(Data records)
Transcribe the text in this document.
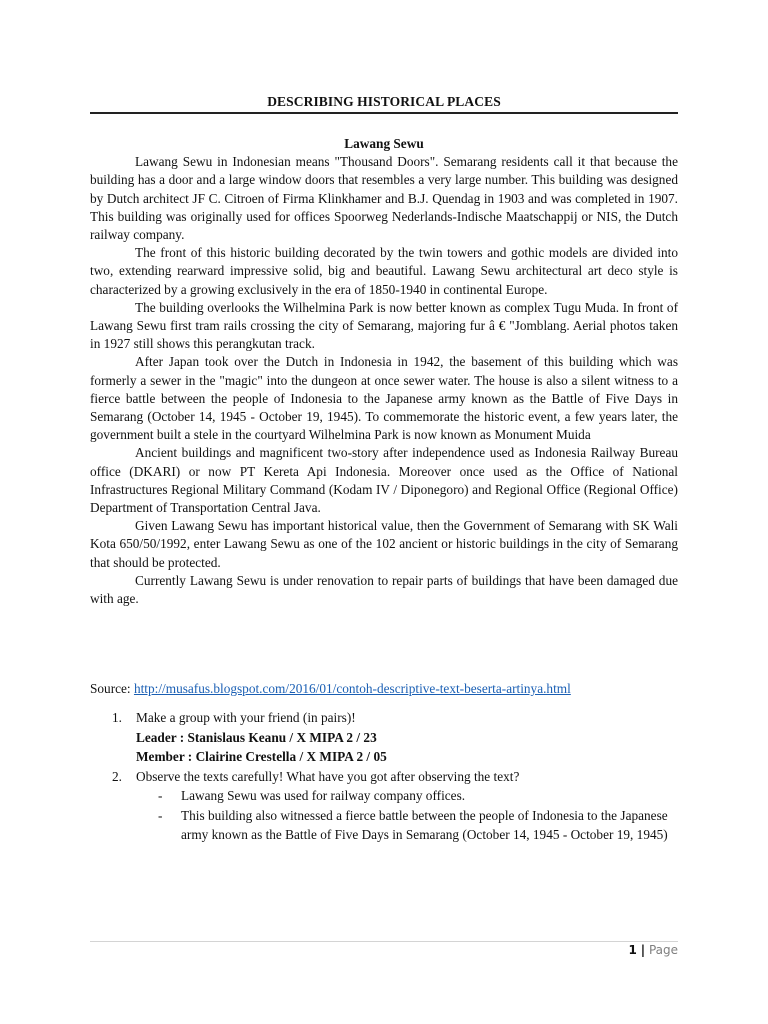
DESCRIBING HISTORICAL PLACES

Lawang Sewu

Lawang Sewu in Indonesian means "Thousand Doors". Semarang residents call it that because the building has a door and a large window doors that resembles a very large number. This building was designed by Dutch architect JF C. Citroen of Firma Klinkhamer and B.J. Quendag in 1903 and was completed in 1907. This building was originally used for offices Spoorweg Nederlands-Indische Maatschappij or NIS, the Dutch railway company.

The front of this historic building decorated by the twin towers and gothic models are divided into two, extending rearward impressive solid, big and beautiful. Lawang Sewu architectural art deco style is characterized by a growing exclusively in the era of 1850-1940 in continental Europe.

The building overlooks the Wilhelmina Park is now better known as complex Tugu Muda. In front of Lawang Sewu first tram rails crossing the city of Semarang, majoring fur â € "Jomblang. Aerial photos taken in 1927 still shows this perangkutan track.

After Japan took over the Dutch in Indonesia in 1942, the basement of this building which was formerly a sewer in the "magic" into the dungeon at once sewer water. The house is also a silent witness to a fierce battle between the people of Indonesia to the Japanese army known as the Battle of Five Days in Semarang (October 14, 1945 - October 19, 1945). To commemorate the historic event, a few years later, the government built a stele in the courtyard Wilhelmina Park is now known as Monument Muida

Ancient buildings and magnificent two-story after independence used as Indonesia Railway Bureau office (DKARI) or now PT Kereta Api Indonesia. Moreover once used as the Office of National Infrastructures Regional Military Command (Kodam IV / Diponegoro) and Regional Office (Regional Office) Department of Transportation Central Java.

Given Lawang Sewu has important historical value, then the Government of Semarang with SK Wali Kota 650/50/1992, enter Lawang Sewu as one of the 102 ancient or historic buildings in the city of Semarang that should be protected.

Currently Lawang Sewu is under renovation to repair parts of buildings that have been damaged due with age.

Source: http://musafus.blogspot.com/2016/01/contoh-descriptive-text-beserta-artinya.html
1. Make a group with your friend (in pairs)!
Leader : Stanislaus Keanu / X MIPA 2 / 23
Member : Clairine Crestella / X MIPA 2 / 05
2. Observe the texts carefully! What have you got after observing the text?
- Lawang Sewu was used for railway company offices.
- This building also witnessed a fierce battle between the people of Indonesia to the Japanese army known as the Battle of Five Days in Semarang (October 14, 1945 - October 19, 1945)
1 | Page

_DIRECTION_: Copy the listing over exactly, skipping the pictures it holds.

_WRITTEN REPLY_:
Transcribe the text in this document.
DESCRIBING HISTORICAL PLACES

Lawang Sewu

Lawang Sewu in Indonesian means "Thousand Doors". Semarang residents call it that because the building has a door and a large window doors that resembles a very large number. This building was designed by Dutch architect JF C. Citroen of Firma Klinkhamer and B.J. Quendag in 1903 and was completed in 1907. This building was originally used for offices Spoorweg Nederlands-Indische Maatschappij or NIS, the Dutch railway company.

The front of this historic building decorated by the twin towers and gothic models are divided into two, extending rearward impressive solid, big and beautiful. Lawang Sewu architectural art deco style is characterized by a growing exclusively in the era of 1850-1940 in continental Europe.

The building overlooks the Wilhelmina Park is now better known as complex Tugu Muda. In front of Lawang Sewu first tram rails crossing the city of Semarang, majoring fur â € "Jomblang. Aerial photos taken in 1927 still shows this perangkutan track.

After Japan took over the Dutch in Indonesia in 1942, the basement of this building which was formerly a sewer in the "magic" into the dungeon at once sewer water. The house is also a silent witness to a fierce battle between the people of Indonesia to the Japanese army known as the Battle of Five Days in Semarang (October 14, 1945 - October 19, 1945). To commemorate the historic event, a few years later, the government built a stele in the courtyard Wilhelmina Park is now known as Monument Muida

Ancient buildings and magnificent two-story after independence used as Indonesia Railway Bureau office (DKARI) or now PT Kereta Api Indonesia. Moreover once used as the Office of National Infrastructures Regional Military Command (Kodam IV / Diponegoro) and Regional Office (Regional Office) Department of Transportation Central Java.

Given Lawang Sewu has important historical value, then the Government of Semarang with SK Wali Kota 650/50/1992, enter Lawang Sewu as one of the 102 ancient or historic buildings in the city of Semarang that should be protected.

Currently Lawang Sewu is under renovation to repair parts of buildings that have been damaged due with age.

Source: http://musafus.blogspot.com/2016/01/contoh-descriptive-text-beserta-artinya.html
1. Make a group with your friend (in pairs)!
Leader : Stanislaus Keanu / X MIPA 2 / 23
Member : Clairine Crestella / X MIPA 2 / 05
2. Observe the texts carefully! What have you got after observing the text?
- Lawang Sewu was used for railway company offices.
- This building also witnessed a fierce battle between the people of Indonesia to the Japanese army known as the Battle of Five Days in Semarang (October 14, 1945 - October 19, 1945)
1 | Page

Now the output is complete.